Aim —
Word for word, copy all the data and drop the pictures.

Saved entries
>> start

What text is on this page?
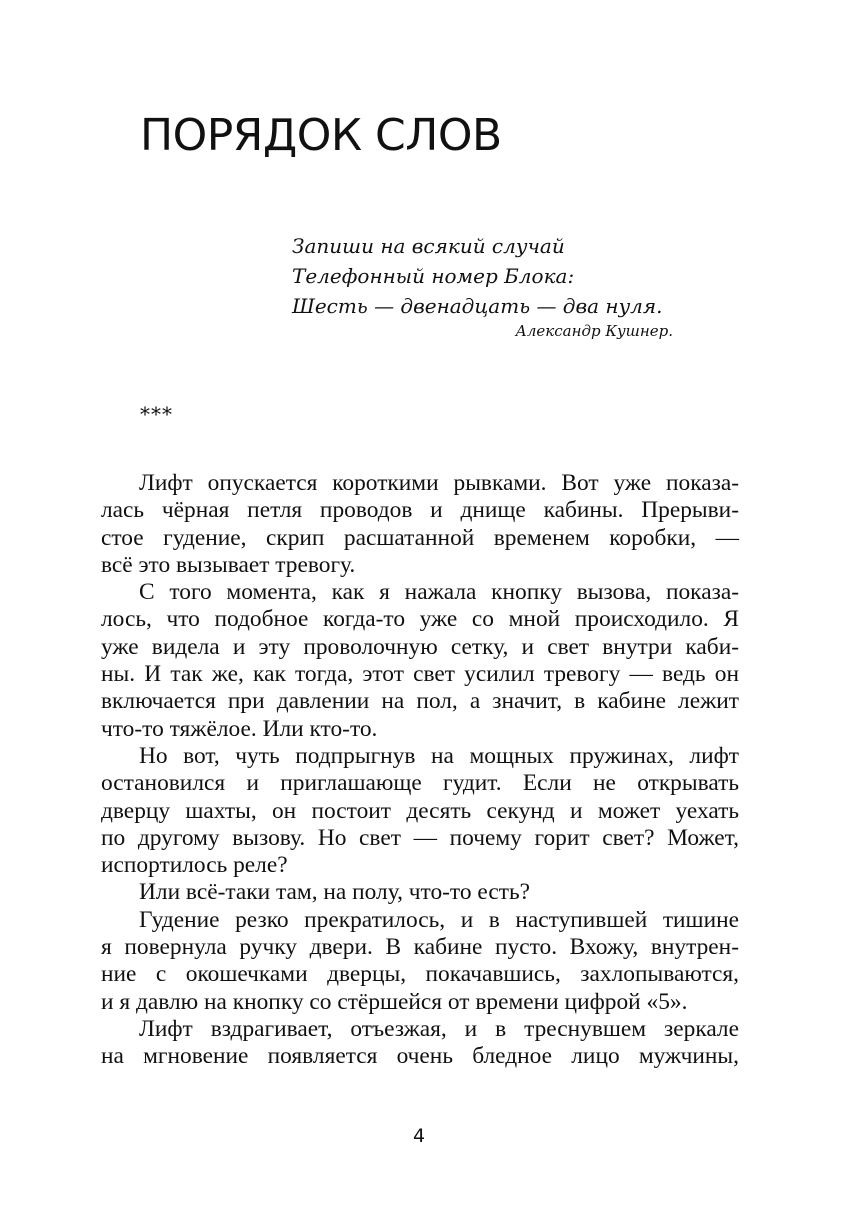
ПОРЯДОК СЛОВ
Запиши на всякий случай
Телефонный номер Блока:
Шесть — двенадцать — два нуля.
Александр Кушнер.
***
Лифт опускается короткими рывками. Вот уже показа-
лась чёрная петля проводов и днище кабины. Прерыви-
стое гудение, скрип расшатанной временем коробки, —
всё это вызывает тревогу.
С того момента, как я нажала кнопку вызова, показа-
лось, что подобное когда-то уже со мной происходило. Я
уже видела и эту проволочную сетку, и свет внутри каби-
ны. И так же, как тогда, этот свет усилил тревогу — ведь он
включается при давлении на пол, а значит, в кабине лежит
что-то тяжёлое. Или кто-то.
Но вот, чуть подпрыгнув на мощных пружинах, лифт
остановился и приглашающе гудит. Если не открывать
дверцу шахты, он постоит десять секунд и может уехать
по другому вызову. Но свет — почему горит свет? Может,
испортилось реле?
Или всё-таки там, на полу, что-то есть?
Гудение резко прекратилось, и в наступившей тишине
я повернула ручку двери. В кабине пусто. Вхожу, внутрен-
ние с окошечками дверцы, покачавшись, захлопываются,
и я давлю на кнопку со стёршейся от времени цифрой «5».
Лифт вздрагивает, отъезжая, и в треснувшем зеркале
на мгновение появляется очень бледное лицо мужчины,
4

>> end

Full answer —
What text is on this page?
ПОРЯДОК СЛОВ
Запиши на всякий случай
Телефонный номер Блока:
Шесть — двенадцать — два нуля.
Александр Кушнер.
***
Лифт опускается короткими рывками. Вот уже показа-
лась чёрная петля проводов и днище кабины. Прерыви-
стое гудение, скрип расшатанной временем коробки, —
всё это вызывает тревогу.
С того момента, как я нажала кнопку вызова, показа-
лось, что подобное когда-то уже со мной происходило. Я
уже видела и эту проволочную сетку, и свет внутри каби-
ны. И так же, как тогда, этот свет усилил тревогу — ведь он
включается при давлении на пол, а значит, в кабине лежит
что-то тяжёлое. Или кто-то.
Но вот, чуть подпрыгнув на мощных пружинах, лифт
остановился и приглашающе гудит. Если не открывать
дверцу шахты, он постоит десять секунд и может уехать
по другому вызову. Но свет — почему горит свет? Может,
испортилось реле?
Или всё-таки там, на полу, что-то есть?
Гудение резко прекратилось, и в наступившей тишине
я повернула ручку двери. В кабине пусто. Вхожу, внутрен-
ние с окошечками дверцы, покачавшись, захлопываются,
и я давлю на кнопку со стёршейся от времени цифрой «5».
Лифт вздрагивает, отъезжая, и в треснувшем зеркале
на мгновение появляется очень бледное лицо мужчины,
4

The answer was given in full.